Items listed in a dataset |
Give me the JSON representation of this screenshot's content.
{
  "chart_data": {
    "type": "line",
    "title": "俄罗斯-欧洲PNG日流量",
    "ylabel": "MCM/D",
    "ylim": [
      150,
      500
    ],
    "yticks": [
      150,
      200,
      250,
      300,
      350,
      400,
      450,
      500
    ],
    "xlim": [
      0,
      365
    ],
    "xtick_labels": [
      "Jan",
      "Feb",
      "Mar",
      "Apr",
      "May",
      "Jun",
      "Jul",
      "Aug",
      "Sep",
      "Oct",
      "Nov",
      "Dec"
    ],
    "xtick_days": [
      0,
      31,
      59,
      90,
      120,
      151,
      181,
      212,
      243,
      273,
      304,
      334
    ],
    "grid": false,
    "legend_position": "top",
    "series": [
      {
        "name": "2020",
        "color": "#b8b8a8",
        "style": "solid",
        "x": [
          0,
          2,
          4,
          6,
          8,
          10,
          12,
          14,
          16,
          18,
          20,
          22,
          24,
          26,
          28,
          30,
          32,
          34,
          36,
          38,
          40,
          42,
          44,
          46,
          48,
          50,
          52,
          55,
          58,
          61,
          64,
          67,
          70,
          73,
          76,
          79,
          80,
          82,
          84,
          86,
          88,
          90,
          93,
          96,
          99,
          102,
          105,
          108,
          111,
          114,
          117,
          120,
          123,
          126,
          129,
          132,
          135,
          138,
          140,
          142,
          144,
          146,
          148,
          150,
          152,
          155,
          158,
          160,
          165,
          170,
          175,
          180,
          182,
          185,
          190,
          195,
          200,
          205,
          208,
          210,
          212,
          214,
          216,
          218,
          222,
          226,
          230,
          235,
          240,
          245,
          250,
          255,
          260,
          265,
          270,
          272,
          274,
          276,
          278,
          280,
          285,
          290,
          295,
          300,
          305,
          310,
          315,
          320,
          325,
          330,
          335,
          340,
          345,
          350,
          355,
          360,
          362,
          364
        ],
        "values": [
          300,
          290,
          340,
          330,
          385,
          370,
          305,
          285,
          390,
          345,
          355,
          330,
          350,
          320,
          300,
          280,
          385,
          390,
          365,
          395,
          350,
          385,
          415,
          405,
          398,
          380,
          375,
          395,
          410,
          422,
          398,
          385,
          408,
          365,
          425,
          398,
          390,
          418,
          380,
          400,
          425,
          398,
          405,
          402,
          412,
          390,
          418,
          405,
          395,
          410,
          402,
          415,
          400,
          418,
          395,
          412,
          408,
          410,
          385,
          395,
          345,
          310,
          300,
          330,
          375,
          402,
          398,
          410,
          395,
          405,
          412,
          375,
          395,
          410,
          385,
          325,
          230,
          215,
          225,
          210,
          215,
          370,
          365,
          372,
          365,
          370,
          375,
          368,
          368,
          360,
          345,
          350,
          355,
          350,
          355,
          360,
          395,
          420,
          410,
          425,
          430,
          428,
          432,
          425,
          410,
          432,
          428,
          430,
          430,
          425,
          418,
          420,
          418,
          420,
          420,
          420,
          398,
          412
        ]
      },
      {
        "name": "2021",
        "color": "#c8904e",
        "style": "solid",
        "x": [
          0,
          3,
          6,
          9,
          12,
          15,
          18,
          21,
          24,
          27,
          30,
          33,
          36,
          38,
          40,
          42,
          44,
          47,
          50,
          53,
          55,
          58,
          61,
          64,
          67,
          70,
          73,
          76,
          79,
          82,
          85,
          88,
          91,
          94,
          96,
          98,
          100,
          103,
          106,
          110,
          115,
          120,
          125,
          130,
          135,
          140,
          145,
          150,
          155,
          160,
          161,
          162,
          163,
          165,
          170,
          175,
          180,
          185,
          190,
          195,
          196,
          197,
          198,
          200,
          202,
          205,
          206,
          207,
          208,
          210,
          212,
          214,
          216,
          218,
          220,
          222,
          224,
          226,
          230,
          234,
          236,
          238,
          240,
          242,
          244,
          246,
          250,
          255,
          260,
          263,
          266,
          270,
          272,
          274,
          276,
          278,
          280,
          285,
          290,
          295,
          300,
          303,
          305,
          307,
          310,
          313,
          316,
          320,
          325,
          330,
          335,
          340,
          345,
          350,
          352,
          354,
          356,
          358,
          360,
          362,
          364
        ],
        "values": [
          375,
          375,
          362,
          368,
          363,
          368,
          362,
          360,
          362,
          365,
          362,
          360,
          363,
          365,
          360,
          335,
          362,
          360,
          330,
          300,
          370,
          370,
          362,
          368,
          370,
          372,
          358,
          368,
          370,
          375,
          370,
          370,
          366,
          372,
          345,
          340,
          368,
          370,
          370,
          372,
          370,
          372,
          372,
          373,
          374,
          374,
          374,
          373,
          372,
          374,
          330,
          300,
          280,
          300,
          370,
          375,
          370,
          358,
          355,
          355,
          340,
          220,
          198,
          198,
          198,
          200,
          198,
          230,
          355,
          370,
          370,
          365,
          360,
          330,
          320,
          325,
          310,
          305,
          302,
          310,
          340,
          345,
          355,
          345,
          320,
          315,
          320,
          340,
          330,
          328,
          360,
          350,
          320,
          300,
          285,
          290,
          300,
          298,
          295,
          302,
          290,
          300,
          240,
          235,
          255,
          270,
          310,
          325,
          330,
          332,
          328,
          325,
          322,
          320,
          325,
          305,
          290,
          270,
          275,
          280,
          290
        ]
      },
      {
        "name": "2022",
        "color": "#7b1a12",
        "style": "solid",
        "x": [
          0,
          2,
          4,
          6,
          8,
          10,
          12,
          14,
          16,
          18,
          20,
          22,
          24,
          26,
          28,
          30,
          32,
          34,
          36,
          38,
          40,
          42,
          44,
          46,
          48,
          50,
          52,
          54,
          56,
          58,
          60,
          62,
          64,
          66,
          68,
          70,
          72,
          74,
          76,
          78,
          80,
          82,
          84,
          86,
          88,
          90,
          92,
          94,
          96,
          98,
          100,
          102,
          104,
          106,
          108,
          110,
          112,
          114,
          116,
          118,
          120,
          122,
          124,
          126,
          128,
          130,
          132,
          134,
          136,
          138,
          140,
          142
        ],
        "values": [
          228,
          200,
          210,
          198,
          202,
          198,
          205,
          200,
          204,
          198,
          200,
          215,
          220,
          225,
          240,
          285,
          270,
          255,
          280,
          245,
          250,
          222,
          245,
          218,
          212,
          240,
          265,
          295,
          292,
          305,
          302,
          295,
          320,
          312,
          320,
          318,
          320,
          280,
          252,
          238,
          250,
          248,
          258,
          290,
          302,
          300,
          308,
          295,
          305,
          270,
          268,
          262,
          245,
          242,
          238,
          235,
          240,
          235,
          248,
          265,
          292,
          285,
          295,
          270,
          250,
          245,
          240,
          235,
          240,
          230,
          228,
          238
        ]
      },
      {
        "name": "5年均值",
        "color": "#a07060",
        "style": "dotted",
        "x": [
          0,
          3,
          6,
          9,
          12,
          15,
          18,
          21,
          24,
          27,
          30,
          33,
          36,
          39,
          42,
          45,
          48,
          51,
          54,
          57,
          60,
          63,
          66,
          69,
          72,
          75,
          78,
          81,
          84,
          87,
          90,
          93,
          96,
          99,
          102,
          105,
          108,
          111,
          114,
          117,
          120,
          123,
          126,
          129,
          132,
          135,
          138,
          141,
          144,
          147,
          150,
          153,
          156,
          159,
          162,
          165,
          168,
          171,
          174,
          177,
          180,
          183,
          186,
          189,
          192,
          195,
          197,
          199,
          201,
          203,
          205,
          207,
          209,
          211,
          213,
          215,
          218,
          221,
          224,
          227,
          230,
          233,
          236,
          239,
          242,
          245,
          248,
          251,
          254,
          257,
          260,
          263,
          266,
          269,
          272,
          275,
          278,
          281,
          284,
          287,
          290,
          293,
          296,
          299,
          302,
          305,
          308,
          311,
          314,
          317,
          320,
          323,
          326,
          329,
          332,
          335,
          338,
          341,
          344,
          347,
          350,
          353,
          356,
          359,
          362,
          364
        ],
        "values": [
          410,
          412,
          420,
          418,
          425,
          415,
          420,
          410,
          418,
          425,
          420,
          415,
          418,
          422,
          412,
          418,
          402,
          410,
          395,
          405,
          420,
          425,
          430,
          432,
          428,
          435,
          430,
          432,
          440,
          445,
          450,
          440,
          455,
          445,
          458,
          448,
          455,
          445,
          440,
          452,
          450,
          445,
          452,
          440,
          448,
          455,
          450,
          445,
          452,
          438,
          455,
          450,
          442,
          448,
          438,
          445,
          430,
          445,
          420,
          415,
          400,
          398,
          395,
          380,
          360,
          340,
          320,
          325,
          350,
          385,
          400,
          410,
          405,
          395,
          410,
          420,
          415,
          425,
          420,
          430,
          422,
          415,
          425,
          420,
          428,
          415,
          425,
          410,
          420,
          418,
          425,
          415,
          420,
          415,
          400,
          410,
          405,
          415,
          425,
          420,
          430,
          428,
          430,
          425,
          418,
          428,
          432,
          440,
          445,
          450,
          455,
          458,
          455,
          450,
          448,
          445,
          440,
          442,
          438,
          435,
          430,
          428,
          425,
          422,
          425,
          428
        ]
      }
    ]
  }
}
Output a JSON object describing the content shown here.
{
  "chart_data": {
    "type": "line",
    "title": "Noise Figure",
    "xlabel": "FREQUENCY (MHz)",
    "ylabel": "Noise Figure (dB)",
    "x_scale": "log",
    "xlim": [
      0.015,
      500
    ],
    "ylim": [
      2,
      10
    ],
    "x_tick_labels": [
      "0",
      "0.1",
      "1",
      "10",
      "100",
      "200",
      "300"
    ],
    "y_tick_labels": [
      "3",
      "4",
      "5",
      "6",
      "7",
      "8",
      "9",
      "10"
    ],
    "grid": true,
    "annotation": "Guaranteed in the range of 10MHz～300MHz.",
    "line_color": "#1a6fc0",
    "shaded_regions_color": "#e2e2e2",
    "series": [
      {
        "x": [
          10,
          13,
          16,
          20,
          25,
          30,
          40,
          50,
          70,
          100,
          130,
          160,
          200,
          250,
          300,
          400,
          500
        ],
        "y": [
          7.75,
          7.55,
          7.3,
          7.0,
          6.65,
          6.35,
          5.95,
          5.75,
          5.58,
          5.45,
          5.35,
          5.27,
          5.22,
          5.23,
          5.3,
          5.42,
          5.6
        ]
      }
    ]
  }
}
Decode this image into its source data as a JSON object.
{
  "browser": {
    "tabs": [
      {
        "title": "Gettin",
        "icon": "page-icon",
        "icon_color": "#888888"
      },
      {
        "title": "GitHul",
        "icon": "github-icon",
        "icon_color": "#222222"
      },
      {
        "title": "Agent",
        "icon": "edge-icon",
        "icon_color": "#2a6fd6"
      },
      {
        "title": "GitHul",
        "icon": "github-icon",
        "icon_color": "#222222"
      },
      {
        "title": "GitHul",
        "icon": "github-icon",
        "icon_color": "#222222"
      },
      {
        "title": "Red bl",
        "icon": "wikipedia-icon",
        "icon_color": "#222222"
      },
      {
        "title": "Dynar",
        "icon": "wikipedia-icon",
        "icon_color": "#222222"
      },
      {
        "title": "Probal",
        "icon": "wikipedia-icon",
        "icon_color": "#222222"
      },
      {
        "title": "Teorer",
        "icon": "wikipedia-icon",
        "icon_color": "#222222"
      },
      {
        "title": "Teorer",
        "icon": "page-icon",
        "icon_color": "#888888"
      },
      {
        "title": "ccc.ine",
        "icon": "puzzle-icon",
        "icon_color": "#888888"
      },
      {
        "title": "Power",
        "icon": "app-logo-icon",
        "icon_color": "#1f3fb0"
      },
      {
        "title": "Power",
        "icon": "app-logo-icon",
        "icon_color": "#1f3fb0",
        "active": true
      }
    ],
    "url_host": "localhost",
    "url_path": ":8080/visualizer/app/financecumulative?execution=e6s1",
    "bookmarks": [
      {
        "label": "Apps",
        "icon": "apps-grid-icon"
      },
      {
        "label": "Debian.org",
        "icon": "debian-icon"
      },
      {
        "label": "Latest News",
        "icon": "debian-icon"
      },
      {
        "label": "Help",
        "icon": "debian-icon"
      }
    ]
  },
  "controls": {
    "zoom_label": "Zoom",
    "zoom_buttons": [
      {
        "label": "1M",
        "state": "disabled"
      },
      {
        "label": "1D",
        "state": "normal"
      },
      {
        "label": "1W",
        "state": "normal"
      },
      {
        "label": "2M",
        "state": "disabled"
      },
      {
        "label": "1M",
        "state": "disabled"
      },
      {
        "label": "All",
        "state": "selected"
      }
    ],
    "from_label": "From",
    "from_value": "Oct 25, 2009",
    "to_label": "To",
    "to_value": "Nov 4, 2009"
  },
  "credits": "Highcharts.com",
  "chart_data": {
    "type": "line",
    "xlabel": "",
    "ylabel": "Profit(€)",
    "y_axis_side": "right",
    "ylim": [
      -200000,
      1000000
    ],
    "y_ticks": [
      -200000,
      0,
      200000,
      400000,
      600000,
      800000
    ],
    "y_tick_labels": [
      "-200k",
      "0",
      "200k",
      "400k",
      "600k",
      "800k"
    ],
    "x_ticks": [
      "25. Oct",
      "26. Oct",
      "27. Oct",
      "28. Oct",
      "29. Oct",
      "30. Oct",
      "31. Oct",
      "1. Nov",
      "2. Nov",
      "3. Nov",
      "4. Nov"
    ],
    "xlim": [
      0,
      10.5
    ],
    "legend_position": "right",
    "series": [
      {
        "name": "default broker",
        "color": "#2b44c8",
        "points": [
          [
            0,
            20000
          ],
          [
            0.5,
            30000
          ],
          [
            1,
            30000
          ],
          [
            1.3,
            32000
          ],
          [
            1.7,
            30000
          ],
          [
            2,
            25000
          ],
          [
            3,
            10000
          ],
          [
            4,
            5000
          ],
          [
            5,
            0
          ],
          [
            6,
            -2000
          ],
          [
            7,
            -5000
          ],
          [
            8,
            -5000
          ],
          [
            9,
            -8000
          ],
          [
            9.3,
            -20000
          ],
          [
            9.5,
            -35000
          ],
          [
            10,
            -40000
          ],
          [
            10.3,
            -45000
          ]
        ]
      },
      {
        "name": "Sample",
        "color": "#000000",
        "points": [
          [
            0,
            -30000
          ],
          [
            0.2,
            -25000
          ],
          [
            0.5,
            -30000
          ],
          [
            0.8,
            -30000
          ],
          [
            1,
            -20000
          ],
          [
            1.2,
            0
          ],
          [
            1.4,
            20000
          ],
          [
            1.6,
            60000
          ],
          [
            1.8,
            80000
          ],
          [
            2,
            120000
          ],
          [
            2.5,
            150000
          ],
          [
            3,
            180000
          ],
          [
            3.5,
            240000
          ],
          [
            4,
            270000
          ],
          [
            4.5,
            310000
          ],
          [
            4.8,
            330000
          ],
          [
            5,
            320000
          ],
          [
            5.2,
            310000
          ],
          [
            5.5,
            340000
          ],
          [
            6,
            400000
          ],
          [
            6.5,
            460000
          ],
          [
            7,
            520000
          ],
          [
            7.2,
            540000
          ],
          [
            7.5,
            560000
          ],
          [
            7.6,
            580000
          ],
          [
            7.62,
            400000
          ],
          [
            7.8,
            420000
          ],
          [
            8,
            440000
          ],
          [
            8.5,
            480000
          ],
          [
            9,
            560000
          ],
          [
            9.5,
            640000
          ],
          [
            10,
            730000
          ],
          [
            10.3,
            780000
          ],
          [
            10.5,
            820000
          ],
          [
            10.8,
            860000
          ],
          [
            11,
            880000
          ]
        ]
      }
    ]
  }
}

WHAT TO DO | Copy every line of the entries above in which "name" occurs.

ANSWER TO THE EXERCISE |
        "name": "2020",
        "name": "2021",
        "name": "2022",
        "name": "5年均值",
        "name": "default broker",
        "name": "Sample",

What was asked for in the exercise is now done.